══ Input records

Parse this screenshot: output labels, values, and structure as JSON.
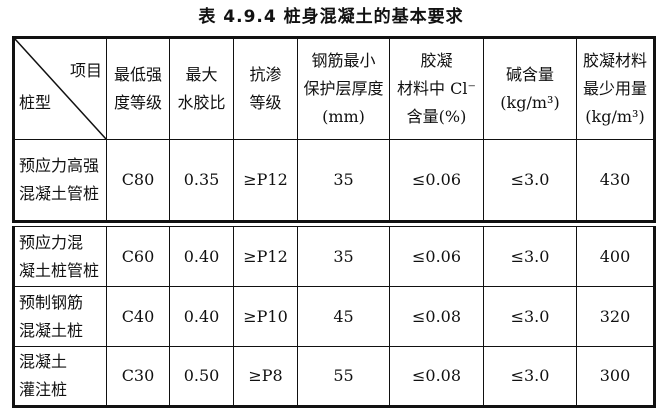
{
  "title": "表 4.9.4   桩身混凝土的基本要求",
  "header": {
    "corner_top": "项目",
    "corner_bottom": "桩型",
    "columns": [
      [
        "最低强",
        "度等级"
      ],
      [
        "最大",
        "水胶比"
      ],
      [
        "抗渗",
        "等级"
      ],
      [
        "钢筋最小",
        "保护层厚度",
        "(mm)"
      ],
      [
        "胶凝",
        "材料中 Cl⁻",
        "含量(%)"
      ],
      [
        "碱含量",
        "(kg/m³)"
      ],
      [
        "胶凝材料",
        "最少用量",
        "(kg/m³)"
      ]
    ]
  },
  "rows": [
    {
      "name": [
        "预应力高强",
        "混凝土管桩"
      ],
      "values": [
        "C80",
        "0.35",
        "≥P12",
        "35",
        "≤0.06",
        "≤3.0",
        "430"
      ]
    },
    {
      "name": [
        "预应力混",
        "凝土桩管桩"
      ],
      "values": [
        "C60",
        "0.40",
        "≥P12",
        "35",
        "≤0.06",
        "≤3.0",
        "400"
      ]
    },
    {
      "name": [
        "预制钢筋",
        "混凝土桩"
      ],
      "values": [
        "C40",
        "0.40",
        "≥P10",
        "45",
        "≤0.08",
        "≤3.0",
        "320"
      ]
    },
    {
      "name": [
        "混凝土",
        "灌注桩"
      ],
      "values": [
        "C30",
        "0.50",
        "≥P8",
        "55",
        "≤0.08",
        "≤3.0",
        "300"
      ]
    }
  ]
}
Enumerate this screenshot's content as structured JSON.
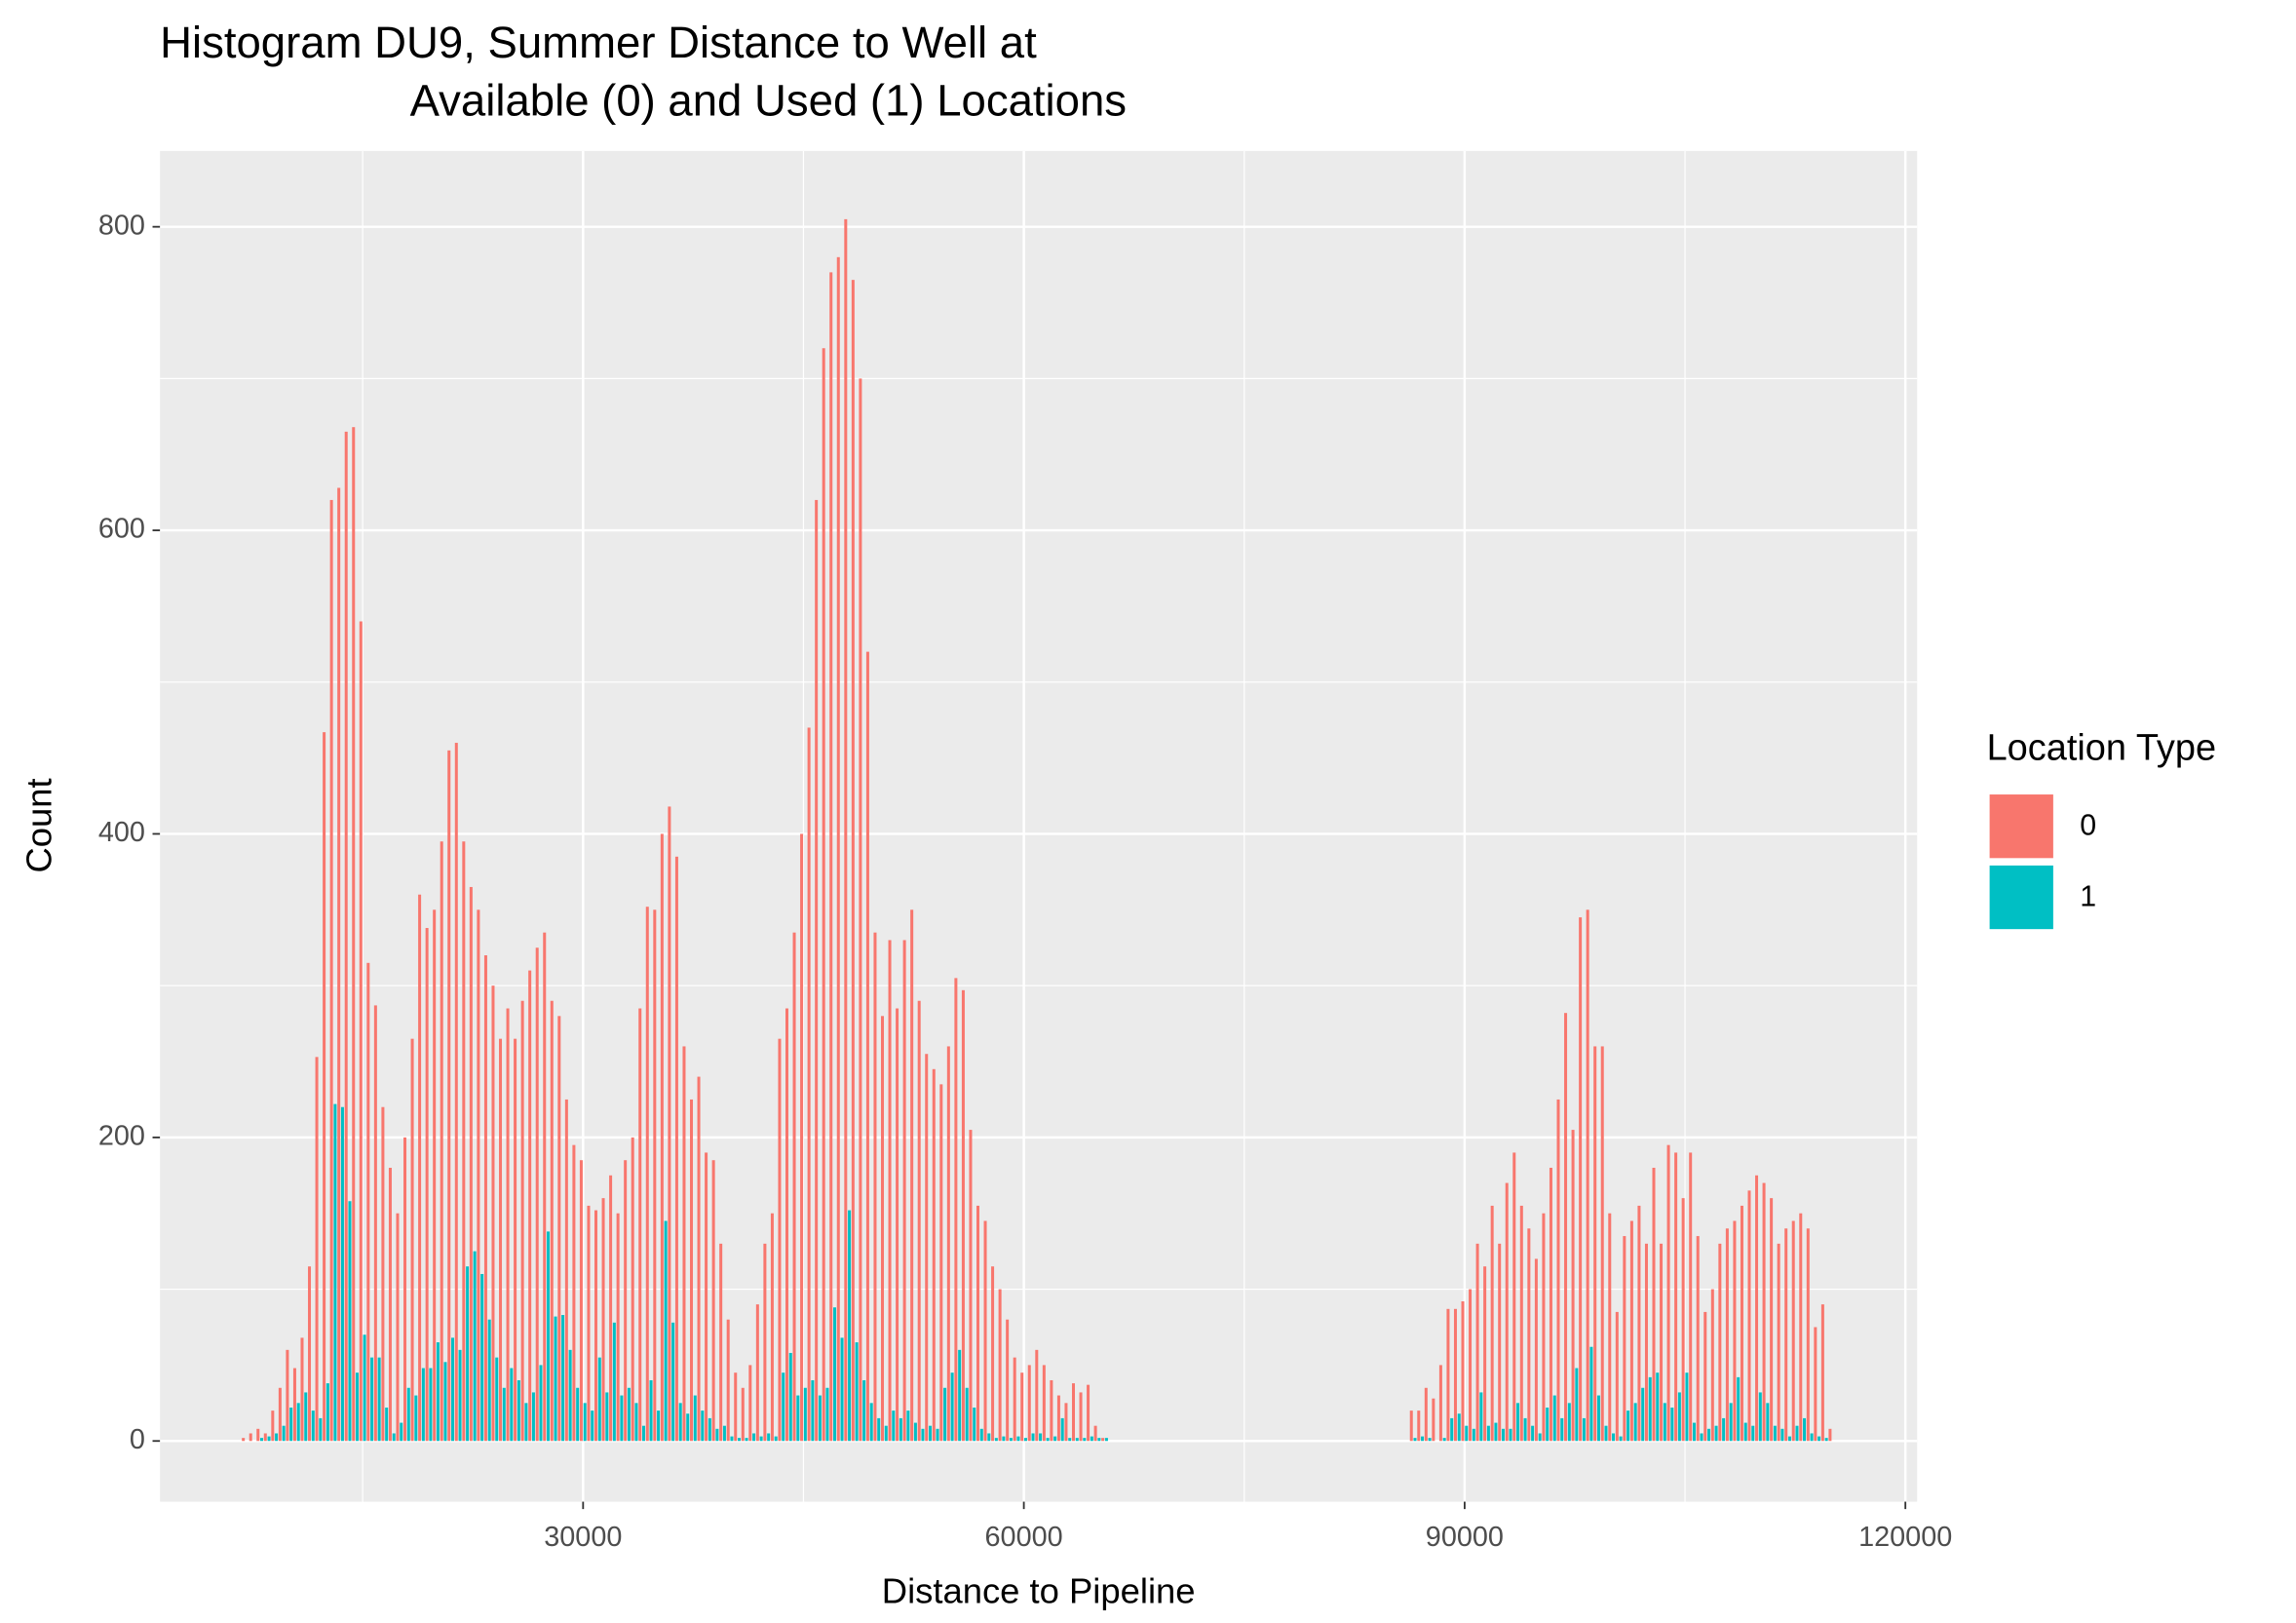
{
  "chart_data": {
    "type": "histogram",
    "title": [
      "Histogram DU9, Summer Distance to Well at",
      "Available (0) and Used (1) Locations"
    ],
    "x_label": "Distance to Pipeline",
    "y_label": "Count",
    "legend_title": "Location Type",
    "legend_position": "right",
    "grid": true,
    "background": "#ebebeb",
    "xlim": [
      1200,
      120800
    ],
    "ylim": [
      -40,
      850
    ],
    "xticks": [
      30000,
      60000,
      90000,
      120000
    ],
    "yticks": [
      0,
      200,
      400,
      600,
      800
    ],
    "x_minor_ticks": [
      15000,
      45000,
      75000,
      105000
    ],
    "y_minor_ticks": [
      100,
      300,
      500,
      700
    ],
    "bins": [
      6750,
      7250,
      7750,
      8250,
      8750,
      9250,
      9750,
      10250,
      10750,
      11250,
      11750,
      12250,
      12750,
      13250,
      13750,
      14250,
      14750,
      15250,
      15750,
      16250,
      16750,
      17250,
      17750,
      18250,
      18750,
      19250,
      19750,
      20250,
      20750,
      21250,
      21750,
      22250,
      22750,
      23250,
      23750,
      24250,
      24750,
      25250,
      25750,
      26250,
      26750,
      27250,
      27750,
      28250,
      28750,
      29250,
      29750,
      30250,
      30750,
      31250,
      31750,
      32250,
      32750,
      33250,
      33750,
      34250,
      34750,
      35250,
      35750,
      36250,
      36750,
      37250,
      37750,
      38250,
      38750,
      39250,
      39750,
      40250,
      40750,
      41250,
      41750,
      42250,
      42750,
      43250,
      43750,
      44250,
      44750,
      45250,
      45750,
      46250,
      46750,
      47250,
      47750,
      48250,
      48750,
      49250,
      49750,
      50250,
      50750,
      51250,
      51750,
      52250,
      52750,
      53250,
      53750,
      54250,
      54750,
      55250,
      55750,
      56250,
      56750,
      57250,
      57750,
      58250,
      58750,
      59250,
      59750,
      60250,
      60750,
      61250,
      61750,
      62250,
      62750,
      63250,
      63750,
      64250,
      64750,
      65250,
      65750,
      66250,
      66750,
      67250,
      67750,
      68250,
      68750,
      69250,
      69750,
      70250,
      70750,
      71250,
      71750,
      72250,
      72750,
      73250,
      73750,
      74250,
      74750,
      75250,
      75750,
      76250,
      76750,
      77250,
      77750,
      78250,
      78750,
      79250,
      79750,
      80250,
      80750,
      81250,
      81750,
      82250,
      82750,
      83250,
      83750,
      84250,
      84750,
      85250,
      85750,
      86250,
      86750,
      87250,
      87750,
      88250,
      88750,
      89250,
      89750,
      90250,
      90750,
      91250,
      91750,
      92250,
      92750,
      93250,
      93750,
      94250,
      94750,
      95250,
      95750,
      96250,
      96750,
      97250,
      97750,
      98250,
      98750,
      99250,
      99750,
      100250,
      100750,
      101250,
      101750,
      102250,
      102750,
      103250,
      103750,
      104250,
      104750,
      105250,
      105750,
      106250,
      106750,
      107250,
      107750,
      108250,
      108750,
      109250,
      109750,
      110250,
      110750,
      111250,
      111750,
      112250,
      112750,
      113250,
      113750,
      114250,
      114750,
      115250
    ],
    "series": [
      {
        "name": "0",
        "color": "#f8766d",
        "values": [
          2,
          5,
          8,
          5,
          20,
          35,
          60,
          48,
          68,
          115,
          253,
          467,
          620,
          628,
          665,
          668,
          540,
          315,
          287,
          220,
          180,
          150,
          200,
          265,
          360,
          338,
          350,
          395,
          455,
          460,
          395,
          365,
          350,
          320,
          300,
          265,
          285,
          265,
          290,
          310,
          325,
          335,
          290,
          280,
          225,
          195,
          185,
          155,
          152,
          160,
          175,
          150,
          185,
          200,
          285,
          352,
          350,
          400,
          418,
          385,
          260,
          225,
          240,
          190,
          185,
          130,
          80,
          45,
          35,
          50,
          90,
          130,
          150,
          265,
          285,
          335,
          400,
          470,
          620,
          720,
          770,
          780,
          805,
          765,
          700,
          520,
          335,
          280,
          330,
          285,
          330,
          350,
          290,
          255,
          245,
          235,
          260,
          305,
          297,
          205,
          155,
          145,
          115,
          100,
          80,
          55,
          45,
          50,
          60,
          50,
          40,
          30,
          25,
          38,
          32,
          37,
          10,
          2,
          0,
          0,
          0,
          0,
          0,
          0,
          0,
          0,
          0,
          0,
          0,
          0,
          0,
          0,
          0,
          0,
          0,
          0,
          0,
          0,
          0,
          0,
          0,
          0,
          0,
          0,
          0,
          0,
          0,
          0,
          0,
          0,
          0,
          0,
          0,
          0,
          0,
          0,
          0,
          0,
          0,
          20,
          20,
          35,
          28,
          50,
          87,
          87,
          92,
          100,
          130,
          115,
          155,
          130,
          170,
          190,
          155,
          140,
          120,
          150,
          180,
          225,
          282,
          205,
          345,
          350,
          260,
          260,
          150,
          85,
          135,
          145,
          155,
          130,
          180,
          130,
          195,
          190,
          160,
          190,
          135,
          85,
          100,
          130,
          140,
          145,
          155,
          165,
          175,
          170,
          160,
          130,
          140,
          145,
          150,
          140,
          75,
          90,
          8
        ]
      },
      {
        "name": "1",
        "color": "#00bfc4",
        "values": [
          0,
          0,
          2,
          3,
          5,
          10,
          22,
          25,
          32,
          20,
          15,
          38,
          222,
          220,
          158,
          45,
          70,
          55,
          55,
          22,
          5,
          12,
          35,
          30,
          48,
          48,
          65,
          52,
          68,
          60,
          115,
          125,
          110,
          80,
          55,
          35,
          48,
          40,
          25,
          32,
          50,
          138,
          82,
          83,
          60,
          35,
          25,
          20,
          55,
          32,
          78,
          30,
          35,
          25,
          10,
          40,
          20,
          145,
          78,
          25,
          18,
          30,
          20,
          15,
          8,
          10,
          3,
          2,
          2,
          5,
          3,
          5,
          3,
          45,
          58,
          30,
          35,
          40,
          30,
          35,
          88,
          68,
          152,
          65,
          40,
          25,
          15,
          10,
          20,
          15,
          20,
          12,
          8,
          10,
          8,
          35,
          45,
          60,
          35,
          22,
          8,
          5,
          2,
          3,
          2,
          3,
          2,
          5,
          5,
          2,
          3,
          15,
          2,
          2,
          2,
          3,
          2,
          2,
          0,
          0,
          0,
          0,
          0,
          0,
          0,
          0,
          0,
          0,
          0,
          0,
          0,
          0,
          0,
          0,
          0,
          0,
          0,
          0,
          0,
          0,
          0,
          0,
          0,
          0,
          0,
          0,
          0,
          0,
          0,
          0,
          0,
          0,
          0,
          0,
          0,
          0,
          0,
          0,
          0,
          2,
          3,
          2,
          0,
          2,
          15,
          18,
          10,
          8,
          32,
          10,
          12,
          8,
          8,
          25,
          15,
          10,
          5,
          22,
          30,
          15,
          25,
          48,
          15,
          62,
          30,
          10,
          5,
          3,
          20,
          25,
          35,
          42,
          45,
          25,
          22,
          32,
          45,
          12,
          5,
          8,
          10,
          15,
          25,
          42,
          12,
          10,
          32,
          25,
          10,
          8,
          3,
          10,
          15,
          5,
          3,
          2,
          0
        ]
      }
    ]
  }
}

════

Look through the entries above; copy each line where the string "Distance" appears.

Finished task
      "Histogram DU9, Summer Distance to Well at",
    "x_label": "Distance to Pipeline",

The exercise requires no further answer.